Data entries
== == ==
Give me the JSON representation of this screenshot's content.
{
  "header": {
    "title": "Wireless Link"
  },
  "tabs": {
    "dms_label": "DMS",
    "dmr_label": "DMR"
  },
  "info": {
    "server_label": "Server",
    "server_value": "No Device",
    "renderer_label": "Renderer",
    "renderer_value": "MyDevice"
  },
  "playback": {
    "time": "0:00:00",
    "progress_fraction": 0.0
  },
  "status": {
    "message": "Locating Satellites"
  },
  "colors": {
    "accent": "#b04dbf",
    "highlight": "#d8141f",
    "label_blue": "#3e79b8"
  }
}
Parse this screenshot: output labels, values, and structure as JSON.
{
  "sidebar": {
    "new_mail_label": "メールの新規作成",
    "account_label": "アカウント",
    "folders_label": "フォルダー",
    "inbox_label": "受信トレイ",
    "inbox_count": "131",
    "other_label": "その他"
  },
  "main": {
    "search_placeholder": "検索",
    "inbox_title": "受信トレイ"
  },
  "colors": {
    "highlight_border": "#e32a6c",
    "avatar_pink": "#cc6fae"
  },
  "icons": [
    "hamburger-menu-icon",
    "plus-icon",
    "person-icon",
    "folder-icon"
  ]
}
== == ==
* Task *
Each line of the material above needs to be quoted exactly, please.

* Written answer *
Give me the JSON representation of this screenshot's content.
{
  "header": {
    "title": "Wireless Link"
  },
  "tabs": {
    "dms_label": "DMS",
    "dmr_label": "DMR"
  },
  "info": {
    "server_label": "Server",
    "server_value": "No Device",
    "renderer_label": "Renderer",
    "renderer_value": "MyDevice"
  },
  "playback": {
    "time": "0:00:00",
    "progress_fraction": 0.0
  },
  "status": {
    "message": "Locating Satellites"
  },
  "colors": {
    "accent": "#b04dbf",
    "highlight": "#d8141f",
    "label_blue": "#3e79b8"
  }
}
Parse this screenshot: output labels, values, and structure as JSON.
{
  "sidebar": {
    "new_mail_label": "メールの新規作成",
    "account_label": "アカウント",
    "folders_label": "フォルダー",
    "inbox_label": "受信トレイ",
    "inbox_count": "131",
    "other_label": "その他"
  },
  "main": {
    "search_placeholder": "検索",
    "inbox_title": "受信トレイ"
  },
  "colors": {
    "highlight_border": "#e32a6c",
    "avatar_pink": "#cc6fae"
  },
  "icons": [
    "hamburger-menu-icon",
    "plus-icon",
    "person-icon",
    "folder-icon"
  ]
}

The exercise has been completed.